>>>>

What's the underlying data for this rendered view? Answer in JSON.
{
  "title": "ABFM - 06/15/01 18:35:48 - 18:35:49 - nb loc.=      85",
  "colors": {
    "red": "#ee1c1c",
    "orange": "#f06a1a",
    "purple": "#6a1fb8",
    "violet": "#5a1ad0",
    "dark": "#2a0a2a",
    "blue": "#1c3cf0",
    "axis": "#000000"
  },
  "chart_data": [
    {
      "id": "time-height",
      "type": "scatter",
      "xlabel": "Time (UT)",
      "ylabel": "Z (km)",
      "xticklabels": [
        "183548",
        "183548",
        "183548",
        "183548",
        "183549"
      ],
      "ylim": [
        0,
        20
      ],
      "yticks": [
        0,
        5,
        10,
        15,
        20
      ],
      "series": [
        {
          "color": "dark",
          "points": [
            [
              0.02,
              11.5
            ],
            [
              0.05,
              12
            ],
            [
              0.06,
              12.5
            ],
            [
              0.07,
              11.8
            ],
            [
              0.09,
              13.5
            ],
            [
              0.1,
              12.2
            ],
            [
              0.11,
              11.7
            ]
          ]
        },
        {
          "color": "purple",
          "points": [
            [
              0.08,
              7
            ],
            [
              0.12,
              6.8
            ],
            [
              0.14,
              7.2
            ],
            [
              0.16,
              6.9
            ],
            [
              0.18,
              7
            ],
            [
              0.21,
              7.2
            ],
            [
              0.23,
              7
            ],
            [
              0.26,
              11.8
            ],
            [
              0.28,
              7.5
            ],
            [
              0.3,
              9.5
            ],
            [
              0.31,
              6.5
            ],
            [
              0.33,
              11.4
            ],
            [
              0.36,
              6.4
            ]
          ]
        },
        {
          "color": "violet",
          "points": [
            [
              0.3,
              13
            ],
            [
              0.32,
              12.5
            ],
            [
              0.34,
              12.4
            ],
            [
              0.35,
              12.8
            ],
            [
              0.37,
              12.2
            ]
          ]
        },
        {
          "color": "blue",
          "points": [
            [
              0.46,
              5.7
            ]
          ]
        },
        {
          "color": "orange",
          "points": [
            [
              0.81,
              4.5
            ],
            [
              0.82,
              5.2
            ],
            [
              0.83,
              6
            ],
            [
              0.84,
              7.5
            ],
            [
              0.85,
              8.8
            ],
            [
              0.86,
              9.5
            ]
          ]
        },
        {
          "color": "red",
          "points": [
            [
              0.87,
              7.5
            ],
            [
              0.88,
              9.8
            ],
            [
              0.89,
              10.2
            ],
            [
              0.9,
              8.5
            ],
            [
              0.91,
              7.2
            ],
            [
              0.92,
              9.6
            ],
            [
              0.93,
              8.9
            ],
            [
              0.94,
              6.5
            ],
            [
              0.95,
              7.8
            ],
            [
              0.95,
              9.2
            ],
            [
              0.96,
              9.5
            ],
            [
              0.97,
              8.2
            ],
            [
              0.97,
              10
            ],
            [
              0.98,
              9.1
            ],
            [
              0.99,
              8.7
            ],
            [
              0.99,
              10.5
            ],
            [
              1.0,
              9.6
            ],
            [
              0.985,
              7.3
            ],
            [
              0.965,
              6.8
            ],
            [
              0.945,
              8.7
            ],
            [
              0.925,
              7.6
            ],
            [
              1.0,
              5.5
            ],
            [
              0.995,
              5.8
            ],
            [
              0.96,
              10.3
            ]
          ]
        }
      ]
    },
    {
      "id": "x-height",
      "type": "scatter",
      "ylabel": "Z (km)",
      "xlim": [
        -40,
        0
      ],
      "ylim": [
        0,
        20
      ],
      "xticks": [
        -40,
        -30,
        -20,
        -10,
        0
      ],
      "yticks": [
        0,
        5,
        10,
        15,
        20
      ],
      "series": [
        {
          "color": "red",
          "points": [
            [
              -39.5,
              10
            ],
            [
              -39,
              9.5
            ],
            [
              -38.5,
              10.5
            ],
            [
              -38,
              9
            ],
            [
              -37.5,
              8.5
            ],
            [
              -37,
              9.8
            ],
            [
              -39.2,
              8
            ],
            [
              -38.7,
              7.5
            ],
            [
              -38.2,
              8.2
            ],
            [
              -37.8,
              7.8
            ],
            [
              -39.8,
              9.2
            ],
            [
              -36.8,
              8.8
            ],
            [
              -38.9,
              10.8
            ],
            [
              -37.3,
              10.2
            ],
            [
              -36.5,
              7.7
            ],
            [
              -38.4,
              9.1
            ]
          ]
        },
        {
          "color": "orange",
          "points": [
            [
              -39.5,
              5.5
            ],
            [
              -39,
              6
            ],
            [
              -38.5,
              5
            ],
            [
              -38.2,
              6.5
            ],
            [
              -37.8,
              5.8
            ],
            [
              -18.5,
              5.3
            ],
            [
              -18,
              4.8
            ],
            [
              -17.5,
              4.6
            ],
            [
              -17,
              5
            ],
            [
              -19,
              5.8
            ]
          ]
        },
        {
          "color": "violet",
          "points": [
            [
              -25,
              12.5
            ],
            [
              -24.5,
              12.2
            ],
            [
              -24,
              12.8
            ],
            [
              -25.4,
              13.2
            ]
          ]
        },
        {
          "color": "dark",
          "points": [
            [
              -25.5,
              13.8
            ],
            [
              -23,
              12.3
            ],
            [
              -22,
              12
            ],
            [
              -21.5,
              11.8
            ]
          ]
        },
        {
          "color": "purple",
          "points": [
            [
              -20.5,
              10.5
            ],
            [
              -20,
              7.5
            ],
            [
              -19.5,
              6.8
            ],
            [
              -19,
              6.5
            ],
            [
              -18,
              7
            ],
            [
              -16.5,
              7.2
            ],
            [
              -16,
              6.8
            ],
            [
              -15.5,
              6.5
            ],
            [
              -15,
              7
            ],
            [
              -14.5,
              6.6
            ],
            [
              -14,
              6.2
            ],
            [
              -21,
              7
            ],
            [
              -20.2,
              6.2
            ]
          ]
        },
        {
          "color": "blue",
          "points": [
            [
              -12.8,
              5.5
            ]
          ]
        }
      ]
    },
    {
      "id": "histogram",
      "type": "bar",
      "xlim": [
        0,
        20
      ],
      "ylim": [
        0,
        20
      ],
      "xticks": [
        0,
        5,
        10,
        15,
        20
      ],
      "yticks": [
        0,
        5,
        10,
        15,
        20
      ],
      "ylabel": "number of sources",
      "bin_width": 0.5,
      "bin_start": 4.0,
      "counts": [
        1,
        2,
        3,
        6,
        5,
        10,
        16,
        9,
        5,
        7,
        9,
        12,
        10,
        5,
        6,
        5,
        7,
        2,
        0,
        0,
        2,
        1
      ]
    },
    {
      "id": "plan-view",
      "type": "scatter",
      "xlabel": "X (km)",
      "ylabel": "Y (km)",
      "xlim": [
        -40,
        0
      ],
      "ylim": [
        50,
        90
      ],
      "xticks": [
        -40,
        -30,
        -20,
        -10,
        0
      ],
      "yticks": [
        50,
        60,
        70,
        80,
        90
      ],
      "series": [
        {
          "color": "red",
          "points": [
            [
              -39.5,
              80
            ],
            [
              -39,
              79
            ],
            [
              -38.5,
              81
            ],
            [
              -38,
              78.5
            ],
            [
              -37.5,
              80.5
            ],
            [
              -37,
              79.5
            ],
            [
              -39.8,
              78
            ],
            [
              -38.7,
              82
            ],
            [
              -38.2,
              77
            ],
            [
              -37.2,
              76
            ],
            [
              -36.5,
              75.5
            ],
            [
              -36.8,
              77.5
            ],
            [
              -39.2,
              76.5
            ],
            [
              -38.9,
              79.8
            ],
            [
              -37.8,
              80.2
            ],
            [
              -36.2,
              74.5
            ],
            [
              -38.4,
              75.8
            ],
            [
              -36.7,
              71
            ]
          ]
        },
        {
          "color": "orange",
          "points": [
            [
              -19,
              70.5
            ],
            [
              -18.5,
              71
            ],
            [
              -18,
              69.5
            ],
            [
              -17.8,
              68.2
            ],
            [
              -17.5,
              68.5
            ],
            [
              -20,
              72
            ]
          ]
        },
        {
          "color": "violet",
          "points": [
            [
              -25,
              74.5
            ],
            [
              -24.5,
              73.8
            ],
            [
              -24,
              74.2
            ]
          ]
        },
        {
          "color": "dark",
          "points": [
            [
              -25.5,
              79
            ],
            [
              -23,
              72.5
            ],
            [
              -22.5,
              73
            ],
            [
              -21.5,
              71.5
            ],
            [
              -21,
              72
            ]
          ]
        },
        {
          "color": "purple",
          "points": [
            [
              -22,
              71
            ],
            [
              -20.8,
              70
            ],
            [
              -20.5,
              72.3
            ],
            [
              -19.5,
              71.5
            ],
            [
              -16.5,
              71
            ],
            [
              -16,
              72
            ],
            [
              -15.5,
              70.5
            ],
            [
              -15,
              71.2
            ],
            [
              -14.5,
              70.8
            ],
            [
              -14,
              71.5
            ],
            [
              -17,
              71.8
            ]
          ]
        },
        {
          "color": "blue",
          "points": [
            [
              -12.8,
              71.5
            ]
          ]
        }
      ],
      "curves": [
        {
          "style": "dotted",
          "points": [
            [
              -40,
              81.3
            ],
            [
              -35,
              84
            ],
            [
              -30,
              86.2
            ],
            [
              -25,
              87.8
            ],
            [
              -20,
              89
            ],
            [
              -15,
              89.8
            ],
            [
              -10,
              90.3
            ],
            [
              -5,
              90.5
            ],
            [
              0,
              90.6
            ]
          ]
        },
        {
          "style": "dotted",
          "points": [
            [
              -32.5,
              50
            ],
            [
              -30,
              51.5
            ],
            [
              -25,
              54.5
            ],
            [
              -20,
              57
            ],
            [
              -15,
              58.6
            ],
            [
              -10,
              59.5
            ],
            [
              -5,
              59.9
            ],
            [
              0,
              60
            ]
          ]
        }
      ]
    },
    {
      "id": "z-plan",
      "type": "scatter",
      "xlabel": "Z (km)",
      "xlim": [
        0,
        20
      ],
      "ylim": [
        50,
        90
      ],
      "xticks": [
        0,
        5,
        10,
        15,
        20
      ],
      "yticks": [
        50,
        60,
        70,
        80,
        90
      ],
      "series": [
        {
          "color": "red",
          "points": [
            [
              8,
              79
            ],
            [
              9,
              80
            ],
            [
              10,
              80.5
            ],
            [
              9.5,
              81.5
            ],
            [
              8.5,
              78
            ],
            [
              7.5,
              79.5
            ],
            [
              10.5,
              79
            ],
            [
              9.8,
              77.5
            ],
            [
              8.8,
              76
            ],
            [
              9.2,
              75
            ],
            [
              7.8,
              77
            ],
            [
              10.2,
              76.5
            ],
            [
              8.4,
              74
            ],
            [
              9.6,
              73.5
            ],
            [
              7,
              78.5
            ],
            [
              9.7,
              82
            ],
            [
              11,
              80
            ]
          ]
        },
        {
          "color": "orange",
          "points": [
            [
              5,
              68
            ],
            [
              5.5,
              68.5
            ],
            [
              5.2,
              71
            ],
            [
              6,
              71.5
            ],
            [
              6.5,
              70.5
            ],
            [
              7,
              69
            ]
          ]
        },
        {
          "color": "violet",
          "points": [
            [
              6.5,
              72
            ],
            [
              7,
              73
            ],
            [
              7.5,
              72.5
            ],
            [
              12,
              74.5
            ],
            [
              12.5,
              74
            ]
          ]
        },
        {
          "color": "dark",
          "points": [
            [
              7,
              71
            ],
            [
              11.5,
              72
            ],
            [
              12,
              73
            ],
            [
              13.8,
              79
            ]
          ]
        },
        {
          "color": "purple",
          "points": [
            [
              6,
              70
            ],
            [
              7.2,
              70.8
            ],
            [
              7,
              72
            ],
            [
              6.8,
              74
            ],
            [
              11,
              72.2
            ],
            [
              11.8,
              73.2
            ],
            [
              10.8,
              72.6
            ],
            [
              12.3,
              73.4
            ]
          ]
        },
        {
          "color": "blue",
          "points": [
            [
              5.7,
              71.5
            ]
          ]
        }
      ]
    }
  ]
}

<<<<

§ **Written instruction**: Locate all lines in the listing above with the word "ylabel" and copy them.

§ **Problem solution**:
      "ylabel": "Z (km)",
      "ylabel": "Z (km)",
      "ylabel": "number of sources",
      "ylabel": "Y (km)",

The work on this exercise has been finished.